The data —
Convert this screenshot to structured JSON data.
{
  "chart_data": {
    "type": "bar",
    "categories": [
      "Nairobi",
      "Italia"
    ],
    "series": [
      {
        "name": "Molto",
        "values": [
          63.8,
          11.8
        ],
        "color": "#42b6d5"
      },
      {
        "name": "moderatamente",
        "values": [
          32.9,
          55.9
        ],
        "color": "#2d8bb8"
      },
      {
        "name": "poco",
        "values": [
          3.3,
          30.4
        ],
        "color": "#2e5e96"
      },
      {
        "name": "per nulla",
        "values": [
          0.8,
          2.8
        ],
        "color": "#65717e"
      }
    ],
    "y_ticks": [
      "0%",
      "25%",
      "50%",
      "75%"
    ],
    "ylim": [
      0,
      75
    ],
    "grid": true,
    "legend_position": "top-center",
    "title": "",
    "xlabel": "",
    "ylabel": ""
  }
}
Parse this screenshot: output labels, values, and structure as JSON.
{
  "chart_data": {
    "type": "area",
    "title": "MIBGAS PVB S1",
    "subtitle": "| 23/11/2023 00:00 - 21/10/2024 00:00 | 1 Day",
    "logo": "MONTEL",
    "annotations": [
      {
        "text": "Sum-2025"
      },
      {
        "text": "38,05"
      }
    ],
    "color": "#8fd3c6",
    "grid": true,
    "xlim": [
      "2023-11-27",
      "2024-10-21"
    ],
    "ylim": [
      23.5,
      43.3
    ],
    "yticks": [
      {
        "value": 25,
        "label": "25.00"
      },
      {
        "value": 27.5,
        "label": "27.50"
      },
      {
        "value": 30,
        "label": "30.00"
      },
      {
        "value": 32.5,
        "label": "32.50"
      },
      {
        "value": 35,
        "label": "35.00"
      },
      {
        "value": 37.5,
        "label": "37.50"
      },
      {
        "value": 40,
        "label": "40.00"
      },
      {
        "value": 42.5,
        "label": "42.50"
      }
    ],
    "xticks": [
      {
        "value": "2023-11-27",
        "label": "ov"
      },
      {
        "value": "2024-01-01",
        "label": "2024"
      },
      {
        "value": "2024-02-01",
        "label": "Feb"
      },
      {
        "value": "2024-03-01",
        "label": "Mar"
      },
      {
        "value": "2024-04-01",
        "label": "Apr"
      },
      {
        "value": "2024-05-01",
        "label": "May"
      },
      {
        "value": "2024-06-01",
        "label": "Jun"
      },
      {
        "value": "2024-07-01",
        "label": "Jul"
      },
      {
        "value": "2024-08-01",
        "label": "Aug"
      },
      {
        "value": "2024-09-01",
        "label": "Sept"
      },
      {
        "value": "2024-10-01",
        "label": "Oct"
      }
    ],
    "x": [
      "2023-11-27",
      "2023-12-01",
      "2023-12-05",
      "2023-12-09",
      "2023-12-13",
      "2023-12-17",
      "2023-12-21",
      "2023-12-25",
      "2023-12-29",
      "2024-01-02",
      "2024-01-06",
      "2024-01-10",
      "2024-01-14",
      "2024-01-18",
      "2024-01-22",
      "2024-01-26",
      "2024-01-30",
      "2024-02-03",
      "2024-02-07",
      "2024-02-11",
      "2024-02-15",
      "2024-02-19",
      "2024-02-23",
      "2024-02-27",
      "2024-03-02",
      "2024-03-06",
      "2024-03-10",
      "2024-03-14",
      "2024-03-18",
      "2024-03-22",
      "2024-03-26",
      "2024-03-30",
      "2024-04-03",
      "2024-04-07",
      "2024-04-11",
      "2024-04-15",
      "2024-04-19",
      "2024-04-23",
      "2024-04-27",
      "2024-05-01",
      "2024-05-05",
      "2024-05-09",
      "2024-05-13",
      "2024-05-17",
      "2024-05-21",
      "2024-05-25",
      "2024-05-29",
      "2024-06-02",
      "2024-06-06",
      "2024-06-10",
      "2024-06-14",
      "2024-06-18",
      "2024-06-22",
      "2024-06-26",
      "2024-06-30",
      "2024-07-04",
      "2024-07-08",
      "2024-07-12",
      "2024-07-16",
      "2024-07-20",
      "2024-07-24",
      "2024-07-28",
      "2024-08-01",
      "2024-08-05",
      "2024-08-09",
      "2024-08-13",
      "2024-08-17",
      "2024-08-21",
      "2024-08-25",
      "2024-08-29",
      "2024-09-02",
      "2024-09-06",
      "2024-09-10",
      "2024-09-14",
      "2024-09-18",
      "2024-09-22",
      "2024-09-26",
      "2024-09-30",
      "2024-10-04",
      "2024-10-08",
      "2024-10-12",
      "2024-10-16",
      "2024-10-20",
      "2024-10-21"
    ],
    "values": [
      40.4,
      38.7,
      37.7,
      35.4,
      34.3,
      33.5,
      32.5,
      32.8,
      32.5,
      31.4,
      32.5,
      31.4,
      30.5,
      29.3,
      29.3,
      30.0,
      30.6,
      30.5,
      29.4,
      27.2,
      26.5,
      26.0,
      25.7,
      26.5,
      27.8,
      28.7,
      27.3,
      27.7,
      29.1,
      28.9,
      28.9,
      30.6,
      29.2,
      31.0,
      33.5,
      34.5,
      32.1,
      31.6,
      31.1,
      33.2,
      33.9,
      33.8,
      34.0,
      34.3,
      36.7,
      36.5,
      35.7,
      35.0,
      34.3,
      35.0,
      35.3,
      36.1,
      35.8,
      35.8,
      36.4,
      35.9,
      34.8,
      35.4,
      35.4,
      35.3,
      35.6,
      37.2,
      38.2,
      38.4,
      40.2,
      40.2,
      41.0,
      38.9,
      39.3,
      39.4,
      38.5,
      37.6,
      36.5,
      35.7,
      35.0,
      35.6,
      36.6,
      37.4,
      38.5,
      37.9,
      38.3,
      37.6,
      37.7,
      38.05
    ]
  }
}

Short exercise —
Each line that holds the word "name" is to be copied.

Response —
        "name": "Molto",
        "name": "moderatamente",
        "name": "poco",
        "name": "per nulla",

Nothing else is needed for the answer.